> **Exercise directions**:
Copy every line of the items below verbatim, keeping each character and the line order unchanged.

> **Source records**:
★ ★ ★ ★
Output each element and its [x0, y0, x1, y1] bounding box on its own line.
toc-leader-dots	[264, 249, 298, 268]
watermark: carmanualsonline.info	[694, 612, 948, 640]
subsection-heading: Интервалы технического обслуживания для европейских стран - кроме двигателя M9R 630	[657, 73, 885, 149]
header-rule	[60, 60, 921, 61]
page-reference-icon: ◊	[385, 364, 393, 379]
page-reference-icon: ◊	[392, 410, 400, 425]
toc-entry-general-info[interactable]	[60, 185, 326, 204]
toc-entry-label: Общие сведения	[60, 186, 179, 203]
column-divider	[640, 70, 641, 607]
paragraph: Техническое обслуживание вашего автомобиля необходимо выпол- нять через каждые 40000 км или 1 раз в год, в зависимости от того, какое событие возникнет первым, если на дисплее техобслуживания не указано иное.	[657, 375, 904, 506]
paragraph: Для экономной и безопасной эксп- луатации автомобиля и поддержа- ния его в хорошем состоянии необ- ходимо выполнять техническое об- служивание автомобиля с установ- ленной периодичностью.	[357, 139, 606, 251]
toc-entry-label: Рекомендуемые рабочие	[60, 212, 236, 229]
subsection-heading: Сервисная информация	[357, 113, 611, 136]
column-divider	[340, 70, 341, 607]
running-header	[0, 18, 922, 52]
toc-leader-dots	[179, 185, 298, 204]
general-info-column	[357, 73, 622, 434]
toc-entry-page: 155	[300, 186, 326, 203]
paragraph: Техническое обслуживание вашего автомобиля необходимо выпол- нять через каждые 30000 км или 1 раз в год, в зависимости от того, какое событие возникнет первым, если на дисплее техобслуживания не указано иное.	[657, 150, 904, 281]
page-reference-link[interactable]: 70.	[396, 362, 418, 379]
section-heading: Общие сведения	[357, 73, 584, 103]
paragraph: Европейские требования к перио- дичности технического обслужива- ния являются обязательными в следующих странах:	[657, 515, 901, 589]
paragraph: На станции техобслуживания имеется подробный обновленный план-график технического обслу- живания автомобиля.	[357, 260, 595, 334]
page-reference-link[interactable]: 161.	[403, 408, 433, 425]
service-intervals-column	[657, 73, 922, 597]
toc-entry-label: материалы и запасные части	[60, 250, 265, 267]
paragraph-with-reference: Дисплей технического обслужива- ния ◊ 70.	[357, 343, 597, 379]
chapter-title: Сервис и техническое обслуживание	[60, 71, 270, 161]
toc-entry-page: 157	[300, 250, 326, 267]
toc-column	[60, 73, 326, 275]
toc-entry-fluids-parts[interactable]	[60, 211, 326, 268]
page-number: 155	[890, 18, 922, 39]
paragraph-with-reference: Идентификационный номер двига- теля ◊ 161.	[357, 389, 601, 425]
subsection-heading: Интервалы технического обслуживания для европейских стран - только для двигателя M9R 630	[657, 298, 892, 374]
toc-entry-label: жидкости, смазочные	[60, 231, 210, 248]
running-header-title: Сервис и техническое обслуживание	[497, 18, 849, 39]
★ ★ ★ ★
> **Result for this task**:
Output each element and its [x0, y0, x1, y1] bounding box on its own line.
toc-leader-dots	[264, 249, 298, 268]
watermark: carmanualsonline.info	[694, 612, 948, 640]
subsection-heading: Интервалы технического обслуживания для европейских стран - кроме двигателя M9R 630	[657, 73, 885, 149]
header-rule	[60, 60, 921, 61]
page-reference-icon: ◊	[385, 364, 393, 379]
page-reference-icon: ◊	[392, 410, 400, 425]
toc-entry-general-info[interactable]	[60, 185, 326, 204]
toc-entry-label: Общие сведения	[60, 186, 179, 203]
column-divider	[640, 70, 641, 607]
paragraph: Техническое обслуживание вашего автомобиля необходимо выпол- нять через каждые 40000 км или 1 раз в год, в зависимости от того, какое событие возникнет первым, если на дисплее техобслуживания не указано иное.	[657, 375, 904, 506]
paragraph: Для экономной и безопасной эксп- луатации автомобиля и поддержа- ния его в хорошем состоянии необ- ходимо выполнять техническое об- служивание автомобиля с установ- ленной периодичностью.	[357, 139, 606, 251]
toc-entry-label: Рекомендуемые рабочие	[60, 212, 236, 229]
subsection-heading: Сервисная информация	[357, 113, 611, 136]
column-divider	[340, 70, 341, 607]
running-header	[0, 18, 922, 52]
toc-leader-dots	[179, 185, 298, 204]
general-info-column	[357, 73, 622, 434]
toc-entry-page: 155	[300, 186, 326, 203]
paragraph: Техническое обслуживание вашего автомобиля необходимо выпол- нять через каждые 30000 км или 1 раз в год, в зависимости от того, какое событие возникнет первым, если на дисплее техобслуживания не указано иное.	[657, 150, 904, 281]
page-reference-link[interactable]: 70.	[396, 362, 418, 379]
section-heading: Общие сведения	[357, 73, 584, 103]
paragraph: Европейские требования к перио- дичности технического обслужива- ния являются обязательными в следующих странах:	[657, 515, 901, 589]
paragraph: На станции техобслуживания имеется подробный обновленный план-график технического обслу- живания автомобиля.	[357, 260, 595, 334]
page-reference-link[interactable]: 161.	[403, 408, 433, 425]
service-intervals-column	[657, 73, 922, 597]
toc-entry-label: материалы и запасные части	[60, 250, 265, 267]
paragraph-with-reference: Дисплей технического обслужива- ния ◊ 70.	[357, 343, 597, 379]
chapter-title: Сервис и техническое обслуживание	[60, 71, 270, 161]
toc-entry-page: 157	[300, 250, 326, 267]
toc-column	[60, 73, 326, 275]
toc-entry-fluids-parts[interactable]	[60, 211, 326, 268]
page-number: 155	[890, 18, 922, 39]
paragraph-with-reference: Идентификационный номер двига- теля ◊ 161.	[357, 389, 601, 425]
subsection-heading: Интервалы технического обслуживания для европейских стран - только для двигателя M9R 630	[657, 298, 892, 374]
toc-entry-label: жидкости, смазочные	[60, 231, 210, 248]
running-header-title: Сервис и техническое обслуживание	[497, 18, 849, 39]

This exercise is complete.